-- START Information given --
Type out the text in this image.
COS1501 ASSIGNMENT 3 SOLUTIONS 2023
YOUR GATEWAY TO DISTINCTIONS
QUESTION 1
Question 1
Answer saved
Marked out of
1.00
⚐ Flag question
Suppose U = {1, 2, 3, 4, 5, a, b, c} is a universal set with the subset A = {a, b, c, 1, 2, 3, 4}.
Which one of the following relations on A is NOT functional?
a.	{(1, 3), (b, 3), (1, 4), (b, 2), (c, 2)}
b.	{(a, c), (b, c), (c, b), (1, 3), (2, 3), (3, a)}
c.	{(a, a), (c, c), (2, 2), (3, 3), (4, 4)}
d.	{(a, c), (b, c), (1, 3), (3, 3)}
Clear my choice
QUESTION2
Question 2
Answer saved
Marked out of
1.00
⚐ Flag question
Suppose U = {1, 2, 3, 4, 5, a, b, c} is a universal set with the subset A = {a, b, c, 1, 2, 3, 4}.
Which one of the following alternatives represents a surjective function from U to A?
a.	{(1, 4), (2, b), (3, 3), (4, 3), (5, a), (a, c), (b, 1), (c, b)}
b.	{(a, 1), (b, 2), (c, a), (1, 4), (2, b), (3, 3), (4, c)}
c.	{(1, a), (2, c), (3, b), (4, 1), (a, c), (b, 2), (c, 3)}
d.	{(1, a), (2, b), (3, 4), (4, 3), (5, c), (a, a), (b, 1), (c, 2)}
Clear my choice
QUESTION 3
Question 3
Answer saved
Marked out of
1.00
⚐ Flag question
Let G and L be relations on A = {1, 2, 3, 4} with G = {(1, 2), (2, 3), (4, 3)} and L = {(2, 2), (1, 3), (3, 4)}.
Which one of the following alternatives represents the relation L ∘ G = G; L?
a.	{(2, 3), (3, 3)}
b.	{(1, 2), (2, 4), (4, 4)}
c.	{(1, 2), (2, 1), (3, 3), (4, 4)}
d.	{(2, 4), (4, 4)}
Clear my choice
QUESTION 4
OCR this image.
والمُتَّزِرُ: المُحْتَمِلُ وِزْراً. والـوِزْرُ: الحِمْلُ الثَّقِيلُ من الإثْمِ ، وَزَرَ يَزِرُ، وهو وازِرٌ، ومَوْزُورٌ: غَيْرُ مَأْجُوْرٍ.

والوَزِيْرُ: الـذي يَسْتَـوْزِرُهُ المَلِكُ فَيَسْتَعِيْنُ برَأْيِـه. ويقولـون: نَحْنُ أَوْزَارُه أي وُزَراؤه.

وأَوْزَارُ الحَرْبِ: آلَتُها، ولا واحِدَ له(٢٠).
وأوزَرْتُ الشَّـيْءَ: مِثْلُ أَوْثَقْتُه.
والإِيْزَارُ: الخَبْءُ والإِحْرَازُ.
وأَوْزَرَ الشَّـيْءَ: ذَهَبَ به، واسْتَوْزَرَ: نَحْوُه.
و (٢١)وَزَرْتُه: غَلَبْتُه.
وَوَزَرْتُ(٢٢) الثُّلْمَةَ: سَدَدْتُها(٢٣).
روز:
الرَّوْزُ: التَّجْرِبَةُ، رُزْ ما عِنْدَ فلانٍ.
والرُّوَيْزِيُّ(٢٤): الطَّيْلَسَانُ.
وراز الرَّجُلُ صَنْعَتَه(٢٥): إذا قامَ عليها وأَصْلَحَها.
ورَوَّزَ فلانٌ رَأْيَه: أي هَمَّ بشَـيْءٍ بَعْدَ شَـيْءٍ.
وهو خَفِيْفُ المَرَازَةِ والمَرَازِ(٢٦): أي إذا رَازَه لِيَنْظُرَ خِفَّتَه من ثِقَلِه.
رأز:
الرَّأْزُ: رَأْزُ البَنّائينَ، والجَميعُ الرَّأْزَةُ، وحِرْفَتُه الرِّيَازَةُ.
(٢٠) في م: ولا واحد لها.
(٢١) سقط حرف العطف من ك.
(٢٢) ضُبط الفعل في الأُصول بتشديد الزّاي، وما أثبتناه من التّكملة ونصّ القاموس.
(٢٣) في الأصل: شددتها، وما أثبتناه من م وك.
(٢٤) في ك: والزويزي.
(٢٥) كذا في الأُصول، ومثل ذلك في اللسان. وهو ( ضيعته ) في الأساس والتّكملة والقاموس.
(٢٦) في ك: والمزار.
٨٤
-- END Information given --
• [Prompt] Retype the records above exactly.

• [Problem solution]
Type out the text in this image.
COS1501 ASSIGNMENT 3 SOLUTIONS 2023
YOUR GATEWAY TO DISTINCTIONS
QUESTION 1
Question 1
Answer saved
Marked out of
1.00
⚐ Flag question
Suppose U = {1, 2, 3, 4, 5, a, b, c} is a universal set with the subset A = {a, b, c, 1, 2, 3, 4}.
Which one of the following relations on A is NOT functional?
a.	{(1, 3), (b, 3), (1, 4), (b, 2), (c, 2)}
b.	{(a, c), (b, c), (c, b), (1, 3), (2, 3), (3, a)}
c.	{(a, a), (c, c), (2, 2), (3, 3), (4, 4)}
d.	{(a, c), (b, c), (1, 3), (3, 3)}
Clear my choice
QUESTION2
Question 2
Answer saved
Marked out of
1.00
⚐ Flag question
Suppose U = {1, 2, 3, 4, 5, a, b, c} is a universal set with the subset A = {a, b, c, 1, 2, 3, 4}.
Which one of the following alternatives represents a surjective function from U to A?
a.	{(1, 4), (2, b), (3, 3), (4, 3), (5, a), (a, c), (b, 1), (c, b)}
b.	{(a, 1), (b, 2), (c, a), (1, 4), (2, b), (3, 3), (4, c)}
c.	{(1, a), (2, c), (3, b), (4, 1), (a, c), (b, 2), (c, 3)}
d.	{(1, a), (2, b), (3, 4), (4, 3), (5, c), (a, a), (b, 1), (c, 2)}
Clear my choice
QUESTION 3
Question 3
Answer saved
Marked out of
1.00
⚐ Flag question
Let G and L be relations on A = {1, 2, 3, 4} with G = {(1, 2), (2, 3), (4, 3)} and L = {(2, 2), (1, 3), (3, 4)}.
Which one of the following alternatives represents the relation L ∘ G = G; L?
a.	{(2, 3), (3, 3)}
b.	{(1, 2), (2, 4), (4, 4)}
c.	{(1, 2), (2, 1), (3, 3), (4, 4)}
d.	{(2, 4), (4, 4)}
Clear my choice
QUESTION 4
OCR this image.
والمُتَّزِرُ: المُحْتَمِلُ وِزْراً. والـوِزْرُ: الحِمْلُ الثَّقِيلُ من الإثْمِ ، وَزَرَ يَزِرُ، وهو وازِرٌ، ومَوْزُورٌ: غَيْرُ مَأْجُوْرٍ.

والوَزِيْرُ: الـذي يَسْتَـوْزِرُهُ المَلِكُ فَيَسْتَعِيْنُ برَأْيِـه. ويقولـون: نَحْنُ أَوْزَارُه أي وُزَراؤه.

وأَوْزَارُ الحَرْبِ: آلَتُها، ولا واحِدَ له(٢٠).
وأوزَرْتُ الشَّـيْءَ: مِثْلُ أَوْثَقْتُه.
والإِيْزَارُ: الخَبْءُ والإِحْرَازُ.
وأَوْزَرَ الشَّـيْءَ: ذَهَبَ به، واسْتَوْزَرَ: نَحْوُه.
و (٢١)وَزَرْتُه: غَلَبْتُه.
وَوَزَرْتُ(٢٢) الثُّلْمَةَ: سَدَدْتُها(٢٣).
روز:
الرَّوْزُ: التَّجْرِبَةُ، رُزْ ما عِنْدَ فلانٍ.
والرُّوَيْزِيُّ(٢٤): الطَّيْلَسَانُ.
وراز الرَّجُلُ صَنْعَتَه(٢٥): إذا قامَ عليها وأَصْلَحَها.
ورَوَّزَ فلانٌ رَأْيَه: أي هَمَّ بشَـيْءٍ بَعْدَ شَـيْءٍ.
وهو خَفِيْفُ المَرَازَةِ والمَرَازِ(٢٦): أي إذا رَازَه لِيَنْظُرَ خِفَّتَه من ثِقَلِه.
رأز:
الرَّأْزُ: رَأْزُ البَنّائينَ، والجَميعُ الرَّأْزَةُ، وحِرْفَتُه الرِّيَازَةُ.
(٢٠) في م: ولا واحد لها.
(٢١) سقط حرف العطف من ك.
(٢٢) ضُبط الفعل في الأُصول بتشديد الزّاي، وما أثبتناه من التّكملة ونصّ القاموس.
(٢٣) في الأصل: شددتها، وما أثبتناه من م وك.
(٢٤) في ك: والزويزي.
(٢٥) كذا في الأُصول، ومثل ذلك في اللسان. وهو ( ضيعته ) في الأساس والتّكملة والقاموس.
(٢٦) في ك: والمزار.
٨٤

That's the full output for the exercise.